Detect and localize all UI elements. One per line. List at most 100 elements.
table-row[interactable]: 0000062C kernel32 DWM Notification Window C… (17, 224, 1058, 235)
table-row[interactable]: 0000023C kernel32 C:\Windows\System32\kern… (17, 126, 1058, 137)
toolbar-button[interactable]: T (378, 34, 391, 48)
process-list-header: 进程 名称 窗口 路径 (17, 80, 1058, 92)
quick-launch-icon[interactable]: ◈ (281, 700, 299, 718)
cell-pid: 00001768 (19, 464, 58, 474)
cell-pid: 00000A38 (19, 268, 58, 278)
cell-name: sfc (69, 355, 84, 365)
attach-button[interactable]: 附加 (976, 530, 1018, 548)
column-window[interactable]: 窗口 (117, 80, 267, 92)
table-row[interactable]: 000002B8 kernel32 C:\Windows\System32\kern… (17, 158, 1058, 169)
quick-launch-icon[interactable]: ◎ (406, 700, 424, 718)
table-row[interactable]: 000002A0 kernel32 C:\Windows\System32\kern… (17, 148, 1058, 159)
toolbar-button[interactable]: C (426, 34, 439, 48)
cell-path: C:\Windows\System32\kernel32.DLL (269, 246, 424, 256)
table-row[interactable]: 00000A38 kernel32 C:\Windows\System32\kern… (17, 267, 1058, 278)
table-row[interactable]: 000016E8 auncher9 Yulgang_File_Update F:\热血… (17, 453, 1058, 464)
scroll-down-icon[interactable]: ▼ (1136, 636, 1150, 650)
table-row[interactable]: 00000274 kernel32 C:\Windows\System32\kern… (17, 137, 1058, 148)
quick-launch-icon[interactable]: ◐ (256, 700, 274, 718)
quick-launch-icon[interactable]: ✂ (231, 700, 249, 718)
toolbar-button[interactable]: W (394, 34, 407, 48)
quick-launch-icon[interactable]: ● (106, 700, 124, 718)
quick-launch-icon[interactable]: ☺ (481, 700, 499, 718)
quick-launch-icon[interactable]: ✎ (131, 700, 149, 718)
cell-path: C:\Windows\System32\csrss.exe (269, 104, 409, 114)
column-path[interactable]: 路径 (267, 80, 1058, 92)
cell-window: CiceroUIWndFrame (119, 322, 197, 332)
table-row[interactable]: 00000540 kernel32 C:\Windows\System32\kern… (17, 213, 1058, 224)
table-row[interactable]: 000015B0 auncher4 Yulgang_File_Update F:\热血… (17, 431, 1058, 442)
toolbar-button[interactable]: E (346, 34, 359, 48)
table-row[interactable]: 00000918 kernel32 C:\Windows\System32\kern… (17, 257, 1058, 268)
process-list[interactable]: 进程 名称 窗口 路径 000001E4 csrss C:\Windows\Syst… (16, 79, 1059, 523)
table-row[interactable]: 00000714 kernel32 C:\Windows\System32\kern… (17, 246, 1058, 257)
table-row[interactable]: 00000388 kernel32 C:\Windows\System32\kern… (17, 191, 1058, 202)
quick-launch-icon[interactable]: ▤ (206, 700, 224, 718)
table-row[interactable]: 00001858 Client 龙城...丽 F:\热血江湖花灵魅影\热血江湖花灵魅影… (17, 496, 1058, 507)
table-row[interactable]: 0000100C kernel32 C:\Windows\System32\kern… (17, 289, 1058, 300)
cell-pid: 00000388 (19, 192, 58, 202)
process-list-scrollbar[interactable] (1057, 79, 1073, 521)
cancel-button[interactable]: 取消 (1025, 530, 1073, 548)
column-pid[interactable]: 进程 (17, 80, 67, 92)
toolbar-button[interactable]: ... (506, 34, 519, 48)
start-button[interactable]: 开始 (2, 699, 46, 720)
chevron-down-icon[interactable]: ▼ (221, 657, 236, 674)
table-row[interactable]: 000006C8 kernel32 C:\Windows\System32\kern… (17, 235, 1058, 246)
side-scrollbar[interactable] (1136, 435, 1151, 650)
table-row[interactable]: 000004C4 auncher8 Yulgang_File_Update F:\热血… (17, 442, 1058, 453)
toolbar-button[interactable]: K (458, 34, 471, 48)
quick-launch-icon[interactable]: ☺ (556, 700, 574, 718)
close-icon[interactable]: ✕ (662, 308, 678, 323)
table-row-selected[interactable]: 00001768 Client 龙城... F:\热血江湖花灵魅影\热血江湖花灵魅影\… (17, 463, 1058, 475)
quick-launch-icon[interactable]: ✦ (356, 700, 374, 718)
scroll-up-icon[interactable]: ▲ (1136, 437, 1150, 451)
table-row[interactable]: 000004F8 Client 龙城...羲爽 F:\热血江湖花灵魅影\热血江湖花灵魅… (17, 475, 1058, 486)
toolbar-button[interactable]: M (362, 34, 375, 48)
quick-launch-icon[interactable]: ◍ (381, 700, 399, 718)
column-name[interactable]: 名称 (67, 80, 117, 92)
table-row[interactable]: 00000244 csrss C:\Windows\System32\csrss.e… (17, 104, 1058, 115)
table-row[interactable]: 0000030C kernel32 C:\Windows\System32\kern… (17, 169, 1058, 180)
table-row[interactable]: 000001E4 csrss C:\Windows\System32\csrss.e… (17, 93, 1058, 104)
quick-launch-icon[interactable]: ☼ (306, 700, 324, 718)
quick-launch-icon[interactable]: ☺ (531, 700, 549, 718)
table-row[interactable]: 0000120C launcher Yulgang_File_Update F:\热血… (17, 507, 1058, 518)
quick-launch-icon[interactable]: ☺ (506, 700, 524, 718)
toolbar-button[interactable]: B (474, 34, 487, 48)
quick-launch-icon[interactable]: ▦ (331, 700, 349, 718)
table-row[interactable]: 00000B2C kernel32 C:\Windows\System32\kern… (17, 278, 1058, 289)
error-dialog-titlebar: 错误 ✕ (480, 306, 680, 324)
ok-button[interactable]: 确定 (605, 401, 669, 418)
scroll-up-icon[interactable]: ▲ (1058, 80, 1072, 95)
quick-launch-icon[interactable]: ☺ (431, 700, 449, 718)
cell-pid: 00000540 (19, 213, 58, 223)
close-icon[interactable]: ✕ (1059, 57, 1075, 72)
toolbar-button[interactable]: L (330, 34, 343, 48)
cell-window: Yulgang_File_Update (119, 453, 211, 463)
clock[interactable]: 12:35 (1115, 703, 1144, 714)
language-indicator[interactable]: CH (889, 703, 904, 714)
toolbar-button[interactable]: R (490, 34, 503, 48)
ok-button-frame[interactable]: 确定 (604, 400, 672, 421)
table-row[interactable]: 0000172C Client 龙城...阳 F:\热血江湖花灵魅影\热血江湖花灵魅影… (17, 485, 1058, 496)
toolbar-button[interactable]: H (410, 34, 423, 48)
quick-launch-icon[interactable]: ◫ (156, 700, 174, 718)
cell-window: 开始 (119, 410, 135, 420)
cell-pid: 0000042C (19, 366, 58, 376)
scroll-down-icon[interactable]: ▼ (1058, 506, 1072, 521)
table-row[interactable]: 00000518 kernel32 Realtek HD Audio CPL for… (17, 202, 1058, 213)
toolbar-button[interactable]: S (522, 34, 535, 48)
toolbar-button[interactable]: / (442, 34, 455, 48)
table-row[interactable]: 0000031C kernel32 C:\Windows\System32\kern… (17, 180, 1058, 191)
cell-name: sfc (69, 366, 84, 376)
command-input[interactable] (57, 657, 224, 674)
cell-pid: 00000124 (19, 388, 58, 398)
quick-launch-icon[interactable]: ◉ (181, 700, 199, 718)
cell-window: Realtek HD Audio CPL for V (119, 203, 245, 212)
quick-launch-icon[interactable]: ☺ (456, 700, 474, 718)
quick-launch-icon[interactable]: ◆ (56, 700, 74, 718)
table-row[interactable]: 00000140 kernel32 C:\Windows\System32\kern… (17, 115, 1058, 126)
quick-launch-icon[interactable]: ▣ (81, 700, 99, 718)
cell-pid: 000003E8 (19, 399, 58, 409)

Problem requirements: Reproduce the material verbatim from its first line through the line containing "quick-launch-icon[interactable]: ◈ (281, 700, 299, 718)", including both of those lines.

Full output:
Detect and localize all UI elements. One per line. List at most 100 elements.
table-row[interactable]: 0000062C kernel32 DWM Notification Window C… (17, 224, 1058, 235)
table-row[interactable]: 0000023C kernel32 C:\Windows\System32\kern… (17, 126, 1058, 137)
toolbar-button[interactable]: T (378, 34, 391, 48)
process-list-header: 进程 名称 窗口 路径 (17, 80, 1058, 92)
quick-launch-icon[interactable]: ◈ (281, 700, 299, 718)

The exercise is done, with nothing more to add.